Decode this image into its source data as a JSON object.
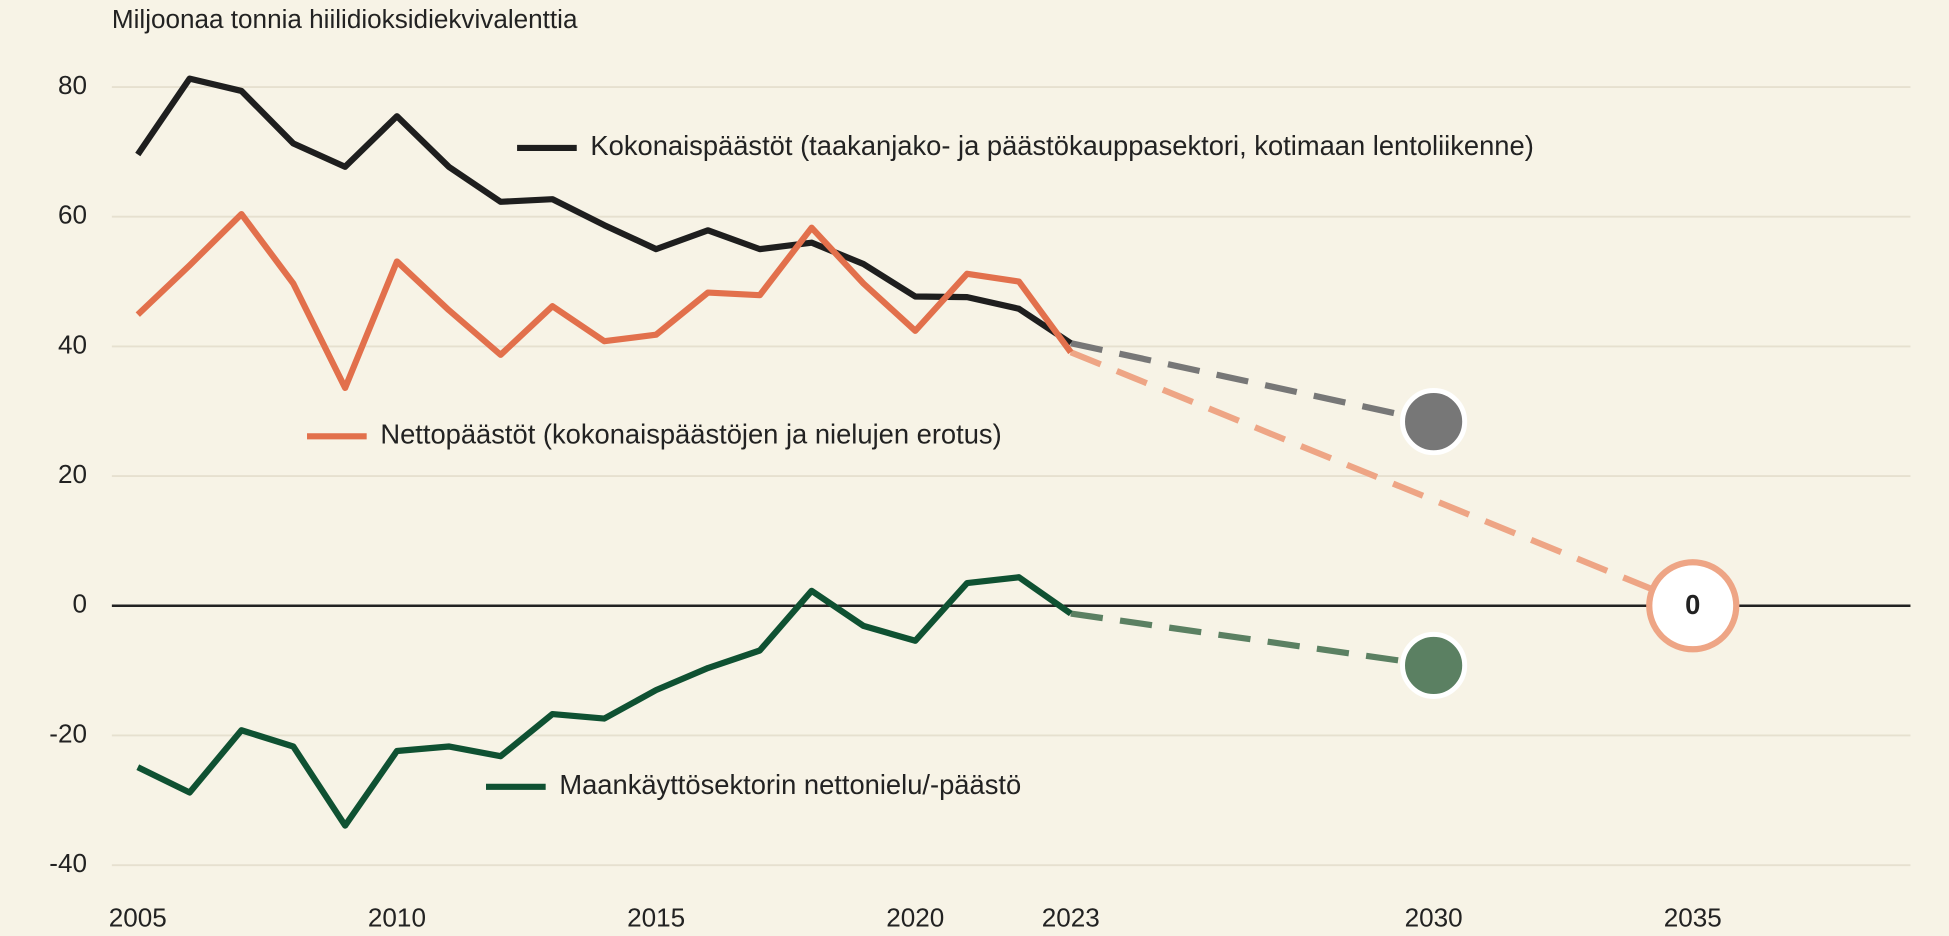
{
  "chart_data": {
    "type": "line",
    "title": "Miljoonaa tonnia hiilidioksidiekvivalenttia",
    "x": [
      2005,
      2006,
      2007,
      2008,
      2009,
      2010,
      2011,
      2012,
      2013,
      2014,
      2015,
      2016,
      2017,
      2018,
      2019,
      2020,
      2021,
      2022,
      2023
    ],
    "xlim": [
      2004.5,
      2039.2
    ],
    "xticks": [
      2005,
      2010,
      2015,
      2020,
      2023,
      2030,
      2035
    ],
    "ylim": [
      -40,
      80
    ],
    "yticks": [
      -40,
      -20,
      0,
      20,
      40,
      60,
      80
    ],
    "grid": true,
    "series": [
      {
        "name": "Kokonaispäästöt (taakanjako- ja päästökauppasektori, kotimaan lentoliikenne)",
        "color": "#1e1e1e",
        "target_color": "#777777",
        "values": [
          69.6,
          81.3,
          79.4,
          71.3,
          67.7,
          75.5,
          67.7,
          62.3,
          62.7,
          58.7,
          55,
          57.9,
          55,
          56,
          52.7,
          47.7,
          47.6,
          45.8,
          40.5
        ],
        "target": {
          "x": 2030,
          "value": 28.4
        }
      },
      {
        "name": "Nettopäästöt (kokonaispäästöjen ja nielujen erotus)",
        "color": "#e2704c",
        "target_color": "#eea585",
        "values": [
          44.9,
          52.5,
          60.4,
          49.7,
          33.6,
          53.1,
          45.6,
          38.7,
          46.2,
          40.8,
          41.8,
          48.3,
          47.9,
          58.3,
          49.7,
          42.4,
          51.2,
          50,
          39.1
        ],
        "target": {
          "x": 2035,
          "value": 0
        }
      },
      {
        "name": "Maankäyttösektorin nettonielu/-päästö",
        "color": "#0f5132",
        "target_color": "#5b8062",
        "values": [
          -24.9,
          -28.8,
          -19.2,
          -21.7,
          -33.9,
          -22.4,
          -21.7,
          -23.2,
          -16.7,
          -17.4,
          -13,
          -9.6,
          -6.9,
          2.3,
          -3.1,
          -5.4,
          3.5,
          4.4,
          -1.2
        ],
        "target": {
          "x": 2030,
          "value": -9.2
        }
      }
    ]
  }
}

» Required task: Copy each line of the records precisely and drop any images they hold.

» Solved exercise:
Decode this image into its source data as a JSON object.
{
  "chart_data": {
    "type": "line",
    "title": "Miljoonaa tonnia hiilidioksidiekvivalenttia",
    "x": [
      2005,
      2006,
      2007,
      2008,
      2009,
      2010,
      2011,
      2012,
      2013,
      2014,
      2015,
      2016,
      2017,
      2018,
      2019,
      2020,
      2021,
      2022,
      2023
    ],
    "xlim": [
      2004.5,
      2039.2
    ],
    "xticks": [
      2005,
      2010,
      2015,
      2020,
      2023,
      2030,
      2035
    ],
    "ylim": [
      -40,
      80
    ],
    "yticks": [
      -40,
      -20,
      0,
      20,
      40,
      60,
      80
    ],
    "grid": true,
    "series": [
      {
        "name": "Kokonaispäästöt (taakanjako- ja päästökauppasektori, kotimaan lentoliikenne)",
        "color": "#1e1e1e",
        "target_color": "#777777",
        "values": [
          69.6,
          81.3,
          79.4,
          71.3,
          67.7,
          75.5,
          67.7,
          62.3,
          62.7,
          58.7,
          55,
          57.9,
          55,
          56,
          52.7,
          47.7,
          47.6,
          45.8,
          40.5
        ],
        "target": {
          "x": 2030,
          "value": 28.4
        }
      },
      {
        "name": "Nettopäästöt (kokonaispäästöjen ja nielujen erotus)",
        "color": "#e2704c",
        "target_color": "#eea585",
        "values": [
          44.9,
          52.5,
          60.4,
          49.7,
          33.6,
          53.1,
          45.6,
          38.7,
          46.2,
          40.8,
          41.8,
          48.3,
          47.9,
          58.3,
          49.7,
          42.4,
          51.2,
          50,
          39.1
        ],
        "target": {
          "x": 2035,
          "value": 0
        }
      },
      {
        "name": "Maankäyttösektorin nettonielu/-päästö",
        "color": "#0f5132",
        "target_color": "#5b8062",
        "values": [
          -24.9,
          -28.8,
          -19.2,
          -21.7,
          -33.9,
          -22.4,
          -21.7,
          -23.2,
          -16.7,
          -17.4,
          -13,
          -9.6,
          -6.9,
          2.3,
          -3.1,
          -5.4,
          3.5,
          4.4,
          -1.2
        ],
        "target": {
          "x": 2030,
          "value": -9.2
        }
      }
    ]
  }
}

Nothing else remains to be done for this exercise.